* **Stated goal**: List each line holding the string "France".

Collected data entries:

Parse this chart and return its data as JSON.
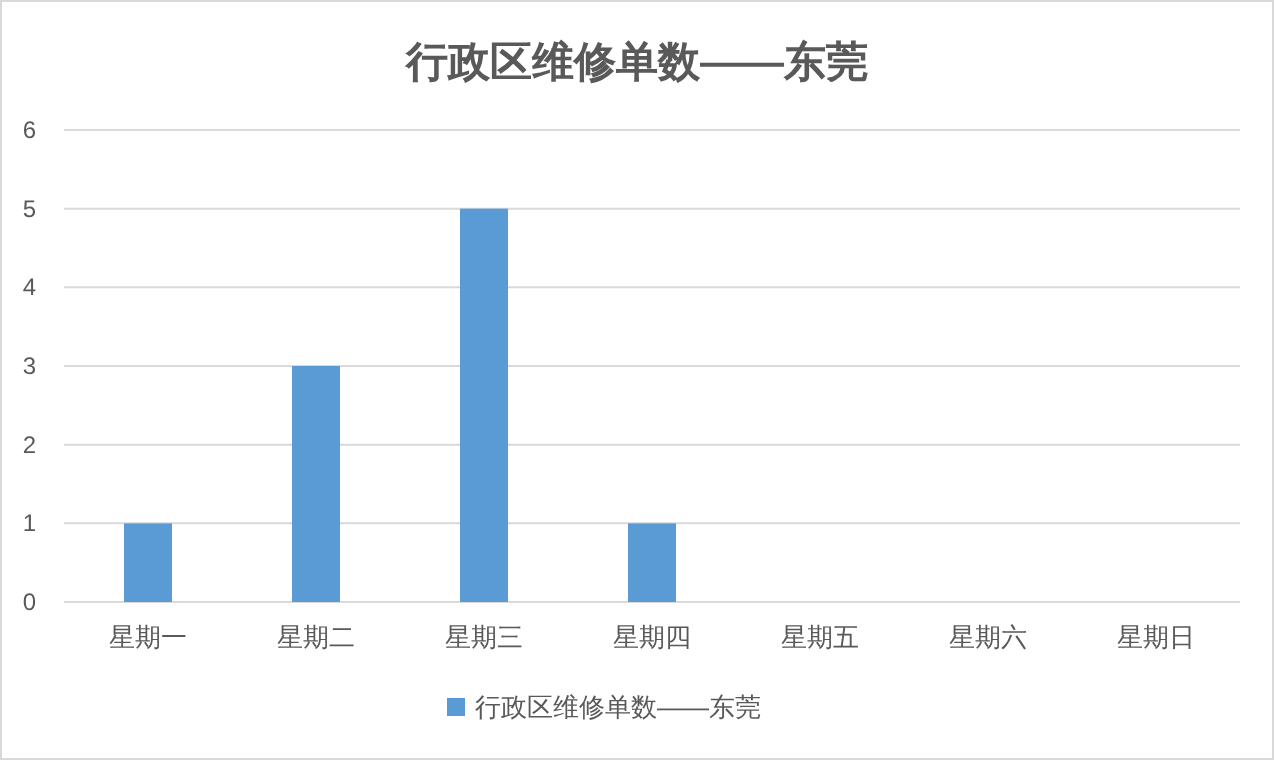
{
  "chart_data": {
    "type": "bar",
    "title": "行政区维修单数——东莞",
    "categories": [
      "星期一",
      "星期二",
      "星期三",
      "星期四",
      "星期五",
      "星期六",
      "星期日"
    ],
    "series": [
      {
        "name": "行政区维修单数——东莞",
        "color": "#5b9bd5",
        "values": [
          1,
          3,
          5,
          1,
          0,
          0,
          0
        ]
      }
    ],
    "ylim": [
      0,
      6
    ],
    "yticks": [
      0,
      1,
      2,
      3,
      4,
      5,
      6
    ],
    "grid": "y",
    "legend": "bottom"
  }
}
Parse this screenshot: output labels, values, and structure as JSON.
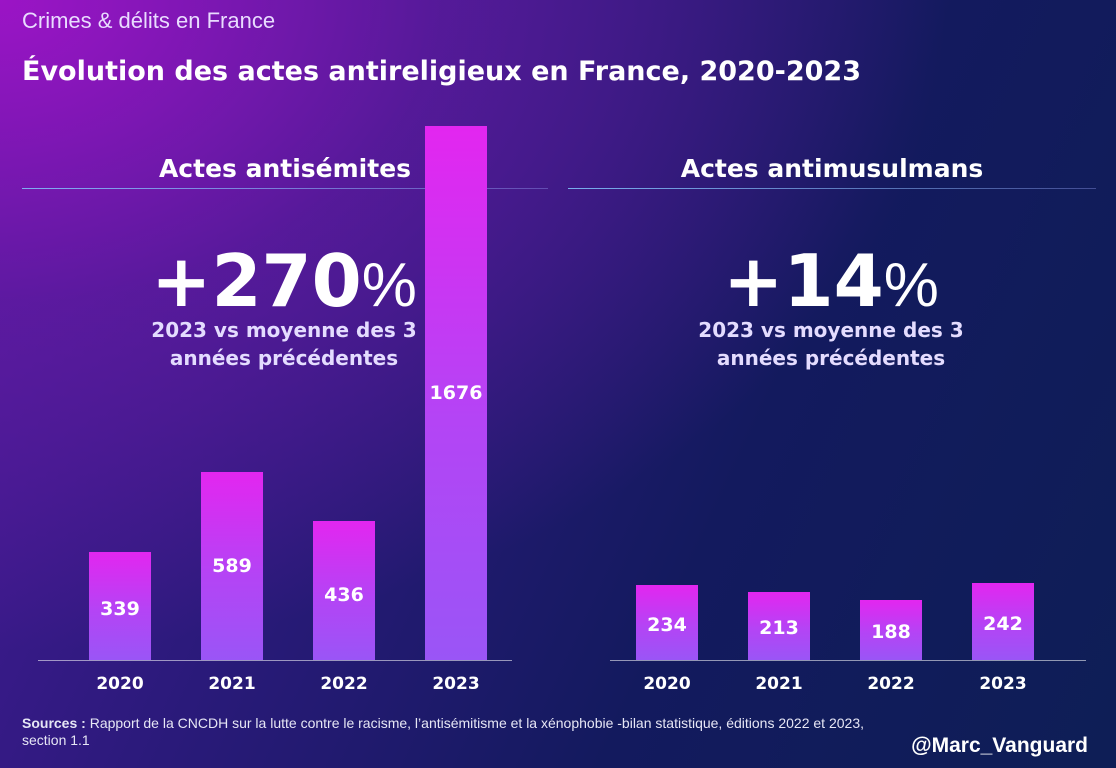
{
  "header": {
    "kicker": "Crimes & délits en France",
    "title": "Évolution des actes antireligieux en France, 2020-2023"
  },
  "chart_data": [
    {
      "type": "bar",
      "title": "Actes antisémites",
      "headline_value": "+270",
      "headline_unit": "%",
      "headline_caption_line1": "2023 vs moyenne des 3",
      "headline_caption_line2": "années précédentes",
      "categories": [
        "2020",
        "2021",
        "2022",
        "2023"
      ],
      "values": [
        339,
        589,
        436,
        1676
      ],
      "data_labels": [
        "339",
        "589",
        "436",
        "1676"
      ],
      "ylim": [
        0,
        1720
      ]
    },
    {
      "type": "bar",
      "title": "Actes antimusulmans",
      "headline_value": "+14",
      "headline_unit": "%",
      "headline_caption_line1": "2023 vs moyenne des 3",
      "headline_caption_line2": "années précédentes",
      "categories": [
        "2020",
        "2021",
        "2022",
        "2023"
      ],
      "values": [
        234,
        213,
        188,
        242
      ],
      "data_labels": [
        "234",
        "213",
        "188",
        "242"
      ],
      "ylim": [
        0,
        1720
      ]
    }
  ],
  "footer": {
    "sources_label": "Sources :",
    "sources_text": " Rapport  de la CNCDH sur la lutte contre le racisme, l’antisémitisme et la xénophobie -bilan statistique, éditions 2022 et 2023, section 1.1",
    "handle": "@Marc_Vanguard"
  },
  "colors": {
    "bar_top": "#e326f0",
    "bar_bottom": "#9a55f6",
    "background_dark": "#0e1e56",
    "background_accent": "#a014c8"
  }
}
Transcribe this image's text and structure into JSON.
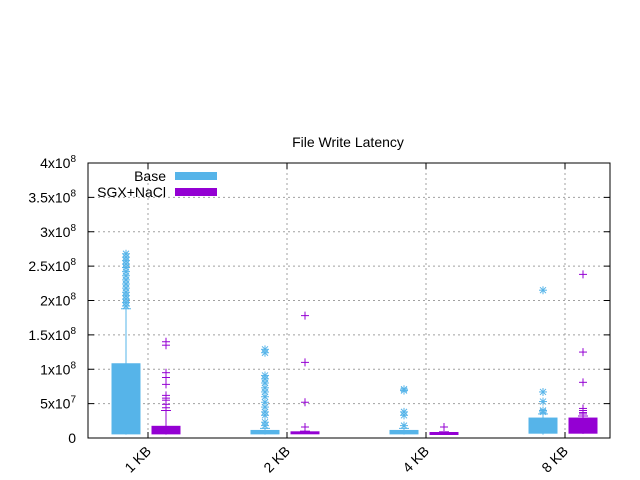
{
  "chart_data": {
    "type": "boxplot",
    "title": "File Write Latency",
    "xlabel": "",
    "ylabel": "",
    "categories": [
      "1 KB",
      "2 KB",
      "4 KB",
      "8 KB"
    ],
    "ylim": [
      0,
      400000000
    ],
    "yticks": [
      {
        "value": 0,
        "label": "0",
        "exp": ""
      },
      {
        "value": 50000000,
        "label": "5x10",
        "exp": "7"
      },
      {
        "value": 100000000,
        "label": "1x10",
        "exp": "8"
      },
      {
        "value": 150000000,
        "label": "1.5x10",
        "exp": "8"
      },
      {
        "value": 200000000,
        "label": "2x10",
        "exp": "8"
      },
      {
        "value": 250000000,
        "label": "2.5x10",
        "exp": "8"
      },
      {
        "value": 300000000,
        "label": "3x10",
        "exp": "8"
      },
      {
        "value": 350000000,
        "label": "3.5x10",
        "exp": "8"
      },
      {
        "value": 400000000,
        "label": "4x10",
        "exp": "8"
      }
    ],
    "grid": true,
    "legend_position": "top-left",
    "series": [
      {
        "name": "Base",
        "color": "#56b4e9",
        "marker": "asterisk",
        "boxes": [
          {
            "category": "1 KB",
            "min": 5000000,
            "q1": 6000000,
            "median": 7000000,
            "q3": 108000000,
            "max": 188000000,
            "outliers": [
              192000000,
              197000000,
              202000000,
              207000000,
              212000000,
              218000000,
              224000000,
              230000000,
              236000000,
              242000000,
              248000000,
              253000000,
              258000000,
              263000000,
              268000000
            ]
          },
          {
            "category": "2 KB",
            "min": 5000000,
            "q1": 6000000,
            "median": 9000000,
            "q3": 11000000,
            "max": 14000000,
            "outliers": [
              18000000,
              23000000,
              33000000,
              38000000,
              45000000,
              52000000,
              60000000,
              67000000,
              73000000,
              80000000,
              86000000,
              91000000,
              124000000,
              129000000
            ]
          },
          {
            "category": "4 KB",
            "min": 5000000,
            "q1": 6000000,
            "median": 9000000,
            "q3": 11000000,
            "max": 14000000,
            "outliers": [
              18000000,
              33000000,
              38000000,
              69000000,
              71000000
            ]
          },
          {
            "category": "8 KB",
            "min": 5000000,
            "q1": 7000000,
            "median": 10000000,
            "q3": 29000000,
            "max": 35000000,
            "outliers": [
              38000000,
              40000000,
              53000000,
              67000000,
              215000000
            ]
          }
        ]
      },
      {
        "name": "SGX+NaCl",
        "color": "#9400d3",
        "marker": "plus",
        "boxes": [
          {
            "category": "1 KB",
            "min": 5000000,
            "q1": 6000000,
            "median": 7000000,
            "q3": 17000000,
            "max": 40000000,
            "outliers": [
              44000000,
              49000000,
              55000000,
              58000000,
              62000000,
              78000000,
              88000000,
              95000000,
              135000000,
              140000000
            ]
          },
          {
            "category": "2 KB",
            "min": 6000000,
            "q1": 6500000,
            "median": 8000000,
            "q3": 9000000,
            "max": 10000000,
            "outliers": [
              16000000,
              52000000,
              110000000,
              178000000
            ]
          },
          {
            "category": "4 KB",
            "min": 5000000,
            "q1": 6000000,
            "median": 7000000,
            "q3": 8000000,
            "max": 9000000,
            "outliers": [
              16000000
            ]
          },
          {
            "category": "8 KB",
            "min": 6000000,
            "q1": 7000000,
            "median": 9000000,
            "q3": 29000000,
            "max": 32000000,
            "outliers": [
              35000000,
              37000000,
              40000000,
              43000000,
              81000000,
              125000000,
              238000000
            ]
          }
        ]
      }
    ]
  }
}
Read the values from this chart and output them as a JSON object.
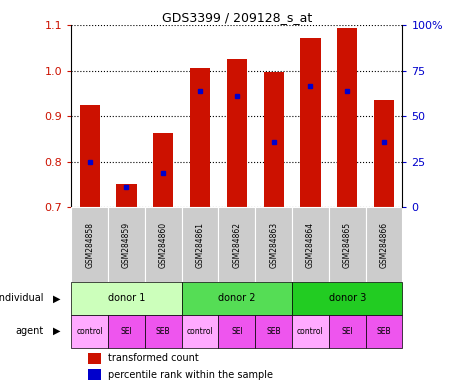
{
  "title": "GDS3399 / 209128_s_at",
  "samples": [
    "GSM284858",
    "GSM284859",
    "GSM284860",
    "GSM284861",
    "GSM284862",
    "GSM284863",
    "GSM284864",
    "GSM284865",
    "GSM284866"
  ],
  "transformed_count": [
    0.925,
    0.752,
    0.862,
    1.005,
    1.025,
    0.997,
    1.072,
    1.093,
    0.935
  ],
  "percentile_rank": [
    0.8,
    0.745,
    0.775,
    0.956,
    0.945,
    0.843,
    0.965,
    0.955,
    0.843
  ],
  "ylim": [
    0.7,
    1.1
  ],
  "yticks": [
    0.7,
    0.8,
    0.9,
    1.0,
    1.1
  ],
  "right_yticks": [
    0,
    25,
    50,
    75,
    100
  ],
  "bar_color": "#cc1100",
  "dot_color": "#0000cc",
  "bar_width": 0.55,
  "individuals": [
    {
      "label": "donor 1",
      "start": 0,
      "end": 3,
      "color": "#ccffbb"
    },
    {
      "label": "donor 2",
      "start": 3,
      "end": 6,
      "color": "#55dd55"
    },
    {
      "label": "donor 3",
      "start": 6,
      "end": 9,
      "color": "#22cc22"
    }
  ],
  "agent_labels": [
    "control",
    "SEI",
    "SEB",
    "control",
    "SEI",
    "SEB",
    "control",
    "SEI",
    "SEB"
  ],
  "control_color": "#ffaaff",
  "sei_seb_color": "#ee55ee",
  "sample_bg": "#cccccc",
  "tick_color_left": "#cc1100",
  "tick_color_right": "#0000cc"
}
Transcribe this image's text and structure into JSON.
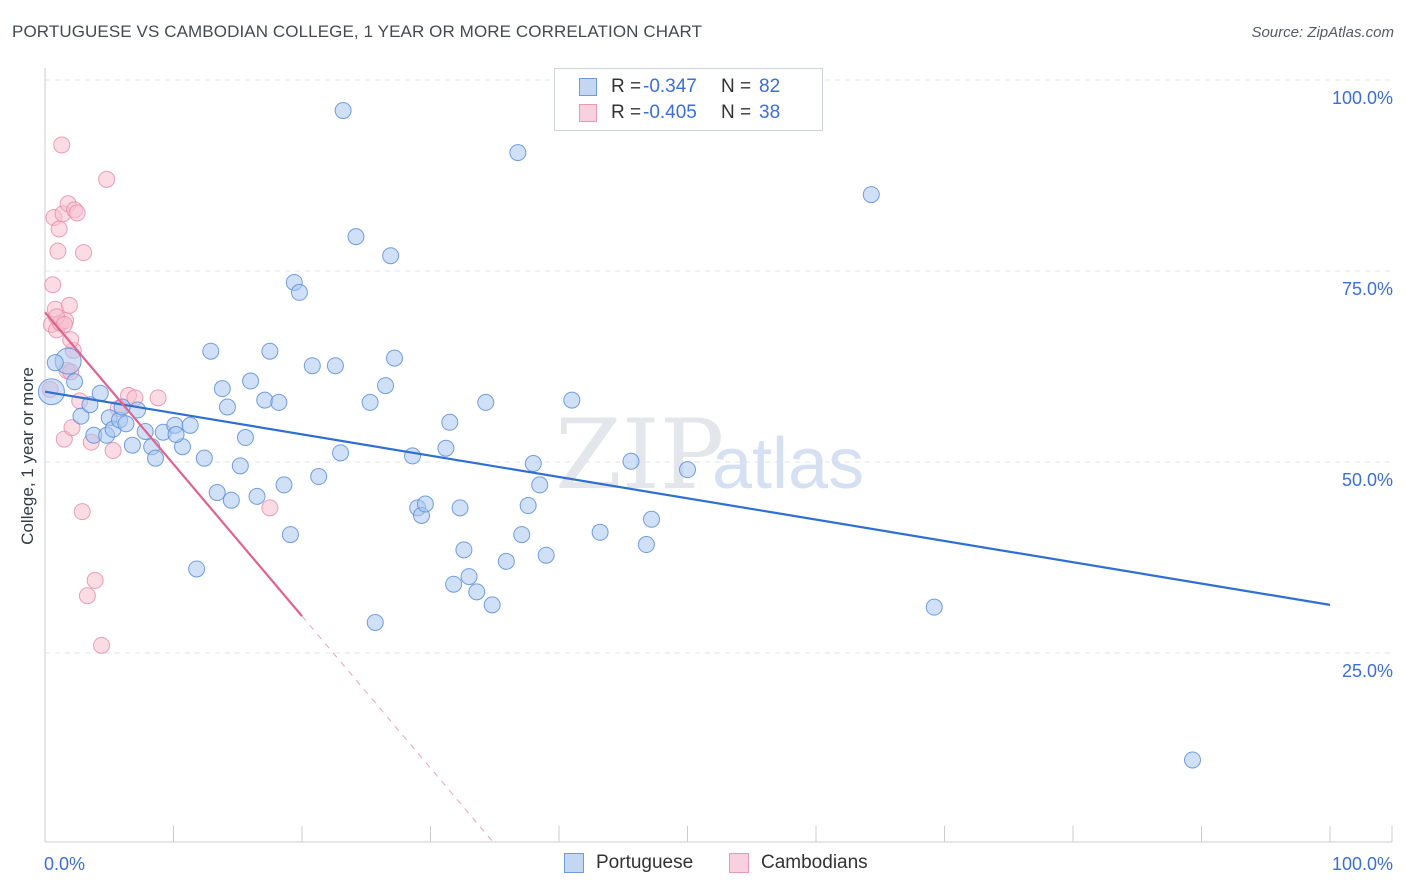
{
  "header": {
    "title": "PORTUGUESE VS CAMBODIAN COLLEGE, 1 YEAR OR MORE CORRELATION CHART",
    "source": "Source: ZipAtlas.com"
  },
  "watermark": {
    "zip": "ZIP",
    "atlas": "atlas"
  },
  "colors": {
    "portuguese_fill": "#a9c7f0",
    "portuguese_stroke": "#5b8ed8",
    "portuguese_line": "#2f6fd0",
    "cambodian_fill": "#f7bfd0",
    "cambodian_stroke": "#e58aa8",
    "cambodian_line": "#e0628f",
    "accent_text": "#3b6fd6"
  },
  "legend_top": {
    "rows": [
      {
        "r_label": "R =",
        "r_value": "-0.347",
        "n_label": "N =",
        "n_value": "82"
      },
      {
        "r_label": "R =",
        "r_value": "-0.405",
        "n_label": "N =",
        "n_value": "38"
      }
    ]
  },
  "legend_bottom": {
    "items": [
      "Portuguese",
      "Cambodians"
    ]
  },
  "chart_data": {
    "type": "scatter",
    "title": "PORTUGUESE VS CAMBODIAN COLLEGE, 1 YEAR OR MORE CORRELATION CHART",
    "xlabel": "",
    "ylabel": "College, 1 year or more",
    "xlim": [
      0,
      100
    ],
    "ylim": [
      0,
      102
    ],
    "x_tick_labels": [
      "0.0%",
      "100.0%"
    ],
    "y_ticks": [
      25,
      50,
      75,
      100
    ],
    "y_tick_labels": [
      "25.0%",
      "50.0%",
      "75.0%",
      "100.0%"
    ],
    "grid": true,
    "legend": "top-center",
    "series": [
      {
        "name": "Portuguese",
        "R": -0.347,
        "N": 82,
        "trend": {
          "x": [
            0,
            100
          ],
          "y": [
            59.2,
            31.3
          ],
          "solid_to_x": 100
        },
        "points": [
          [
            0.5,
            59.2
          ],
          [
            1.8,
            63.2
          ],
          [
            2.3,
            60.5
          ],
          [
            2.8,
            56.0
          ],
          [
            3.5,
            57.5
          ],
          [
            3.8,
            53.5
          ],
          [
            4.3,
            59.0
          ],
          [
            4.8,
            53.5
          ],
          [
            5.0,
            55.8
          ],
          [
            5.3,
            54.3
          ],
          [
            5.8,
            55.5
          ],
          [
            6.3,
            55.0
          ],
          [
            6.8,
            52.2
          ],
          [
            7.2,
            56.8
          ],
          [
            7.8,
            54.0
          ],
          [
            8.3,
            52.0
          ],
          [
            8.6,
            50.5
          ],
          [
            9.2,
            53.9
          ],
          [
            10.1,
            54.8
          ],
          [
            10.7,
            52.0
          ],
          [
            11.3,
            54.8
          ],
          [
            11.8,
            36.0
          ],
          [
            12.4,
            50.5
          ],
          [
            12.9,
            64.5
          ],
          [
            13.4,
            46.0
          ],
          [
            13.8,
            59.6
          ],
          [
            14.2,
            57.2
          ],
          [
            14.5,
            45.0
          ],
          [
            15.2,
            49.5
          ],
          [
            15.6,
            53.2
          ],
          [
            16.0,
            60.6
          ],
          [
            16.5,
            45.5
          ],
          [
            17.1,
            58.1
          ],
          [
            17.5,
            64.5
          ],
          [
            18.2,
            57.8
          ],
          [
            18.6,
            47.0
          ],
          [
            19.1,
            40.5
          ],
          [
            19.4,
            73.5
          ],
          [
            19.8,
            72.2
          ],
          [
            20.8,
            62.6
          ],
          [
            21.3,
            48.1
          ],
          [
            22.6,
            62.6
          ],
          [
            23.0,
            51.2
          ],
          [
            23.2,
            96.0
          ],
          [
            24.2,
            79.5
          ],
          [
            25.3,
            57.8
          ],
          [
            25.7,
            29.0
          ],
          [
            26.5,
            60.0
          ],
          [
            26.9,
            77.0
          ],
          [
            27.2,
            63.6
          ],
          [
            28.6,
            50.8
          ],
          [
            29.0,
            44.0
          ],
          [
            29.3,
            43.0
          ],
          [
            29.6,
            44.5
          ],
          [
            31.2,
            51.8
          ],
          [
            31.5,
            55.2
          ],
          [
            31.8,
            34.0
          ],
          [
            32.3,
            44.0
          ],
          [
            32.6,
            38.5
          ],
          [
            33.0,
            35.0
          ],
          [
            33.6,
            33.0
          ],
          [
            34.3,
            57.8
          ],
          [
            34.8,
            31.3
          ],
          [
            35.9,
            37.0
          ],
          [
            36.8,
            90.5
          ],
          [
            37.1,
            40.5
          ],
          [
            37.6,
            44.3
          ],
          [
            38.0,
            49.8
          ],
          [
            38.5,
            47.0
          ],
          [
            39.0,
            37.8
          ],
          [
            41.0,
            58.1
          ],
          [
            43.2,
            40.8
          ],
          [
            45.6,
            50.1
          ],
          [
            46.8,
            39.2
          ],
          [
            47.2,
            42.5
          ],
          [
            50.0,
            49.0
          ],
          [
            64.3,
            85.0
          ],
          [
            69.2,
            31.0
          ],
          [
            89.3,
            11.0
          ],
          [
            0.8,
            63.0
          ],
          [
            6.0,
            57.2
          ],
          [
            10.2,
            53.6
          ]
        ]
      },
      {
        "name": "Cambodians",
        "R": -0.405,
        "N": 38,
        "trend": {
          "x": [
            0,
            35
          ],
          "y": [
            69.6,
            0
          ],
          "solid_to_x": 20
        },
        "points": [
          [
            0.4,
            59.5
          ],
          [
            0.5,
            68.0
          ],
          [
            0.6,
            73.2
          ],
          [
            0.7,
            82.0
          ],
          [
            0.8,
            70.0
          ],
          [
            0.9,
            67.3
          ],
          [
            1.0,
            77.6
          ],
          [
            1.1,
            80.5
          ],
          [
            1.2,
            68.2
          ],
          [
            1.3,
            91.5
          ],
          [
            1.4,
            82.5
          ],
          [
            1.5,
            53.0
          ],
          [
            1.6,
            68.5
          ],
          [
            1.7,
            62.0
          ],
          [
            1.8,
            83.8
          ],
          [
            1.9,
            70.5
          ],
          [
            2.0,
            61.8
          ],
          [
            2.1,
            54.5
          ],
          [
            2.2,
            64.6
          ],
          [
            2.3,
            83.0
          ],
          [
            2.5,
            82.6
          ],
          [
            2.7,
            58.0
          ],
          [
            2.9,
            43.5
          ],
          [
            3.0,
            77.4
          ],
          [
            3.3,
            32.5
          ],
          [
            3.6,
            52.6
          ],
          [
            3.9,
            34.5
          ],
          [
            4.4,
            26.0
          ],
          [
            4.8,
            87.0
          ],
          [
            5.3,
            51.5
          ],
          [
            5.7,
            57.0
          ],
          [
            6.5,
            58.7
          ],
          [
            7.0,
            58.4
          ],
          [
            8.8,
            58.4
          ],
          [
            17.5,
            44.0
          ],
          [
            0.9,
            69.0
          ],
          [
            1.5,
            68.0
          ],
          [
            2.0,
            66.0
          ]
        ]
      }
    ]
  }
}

* **Task answer**:
    "kicker": "Crimes & délits en France",
    "title": "Évolution des actes antireligieux en France, 2020-2023"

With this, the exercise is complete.